Instructions for the task: Every line with the string "status" should be gathered.
--- begin Data to process ---
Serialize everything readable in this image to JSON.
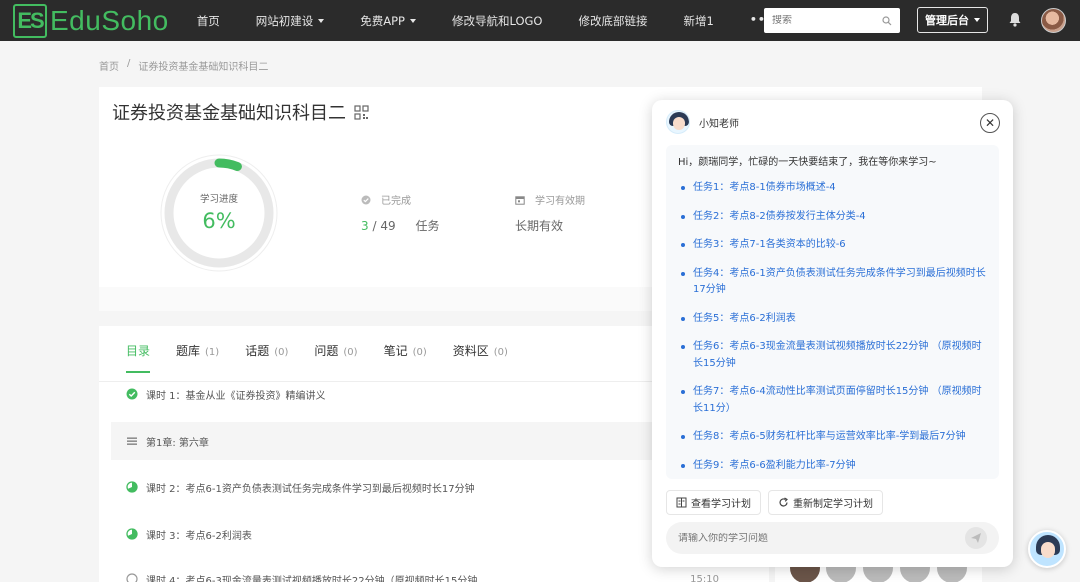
{
  "header": {
    "logo_mark": "ES",
    "logo_text": "EduSoho",
    "nav": [
      {
        "label": "首页",
        "has_caret": false
      },
      {
        "label": "网站初建设",
        "has_caret": true
      },
      {
        "label": "免费APP",
        "has_caret": true
      },
      {
        "label": "修改导航和LOGO",
        "has_caret": false
      },
      {
        "label": "修改底部链接",
        "has_caret": false
      },
      {
        "label": "新增1",
        "has_caret": false
      }
    ],
    "more_label": "•••",
    "search_placeholder": "搜索",
    "admin_label": "管理后台"
  },
  "breadcrumb": {
    "home": "首页",
    "separator": "/",
    "current": "证券投资基金基础知识科目二"
  },
  "course": {
    "title": "证券投资基金基础知识科目二",
    "progress_label": "学习进度",
    "progress_value": "6%",
    "progress_fraction": 0.06,
    "completed_label": "已完成",
    "completed_done": "3",
    "completed_total": "/ 49",
    "completed_unit": "任务",
    "validity_label": "学习有效期",
    "validity_value": "长期有效"
  },
  "tabs": [
    {
      "label": "目录",
      "count": "",
      "active": true
    },
    {
      "label": "题库",
      "count": "(1)",
      "active": false
    },
    {
      "label": "话题",
      "count": "(0)",
      "active": false
    },
    {
      "label": "问题",
      "count": "(0)",
      "active": false
    },
    {
      "label": "笔记",
      "count": "(0)",
      "active": false
    },
    {
      "label": "资料区",
      "count": "(0)",
      "active": false
    }
  ],
  "lessons": [
    {
      "text": "课时 1：基金从业《证券投资》精编讲义",
      "status": "done",
      "time": ""
    },
    {
      "text": "第1章: 第六章",
      "status": "chapter",
      "time": ""
    },
    {
      "text": "课时 2：考点6-1资产负债表测试任务完成条件学习到最后视频时长17分钟",
      "status": "partial",
      "time": ""
    },
    {
      "text": "课时 3：考点6-2利润表",
      "status": "partial",
      "time": ""
    },
    {
      "text": "课时 4：考点6-3现金流量表测试视频播放时长22分钟（原视频时长15分钟",
      "status": "empty",
      "time": "15:10"
    }
  ],
  "chat": {
    "bot_name": "小知老师",
    "greeting": "Hi，颜瑞同学，忙碌的一天快要结束了，我在等你来学习~",
    "tasks": [
      "任务1：考点8-1债券市场概述-4",
      "任务2：考点8-2债券按发行主体分类-4",
      "任务3：考点7-1各类资本的比较-6",
      "任务4：考点6-1资产负债表测试任务完成条件学习到最后视频时长17分钟",
      "任务5：考点6-2利润表",
      "任务6：考点6-3现金流量表测试视频播放时长22分钟 （原视频时长15分钟",
      "任务7：考点6-4流动性比率测试页面停留时长15分钟 （原视频时长11分）",
      "任务8：考点6-5财务杠杆比率与运营效率比率-学到最后7分钟",
      "任务9：考点6-6盈利能力比率-7分钟"
    ],
    "view_plan_label": "查看学习计划",
    "remake_plan_label": "重新制定学习计划",
    "input_placeholder": "请输入你的学习问题"
  },
  "colors": {
    "accent": "#43bc60",
    "link": "#2a6fd6",
    "topbar": "#2b2b2b"
  },
  "icons": [
    "qrcode-icon",
    "check-circle-icon",
    "calendar-icon",
    "search-icon",
    "bell-icon",
    "close-icon",
    "send-icon",
    "list-icon",
    "refresh-icon"
  ]
}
--- end Data to process ---
Output for this exercise:
      "status": "done",
      "status": "chapter",
      "status": "partial",
      "status": "partial",
      "status": "empty",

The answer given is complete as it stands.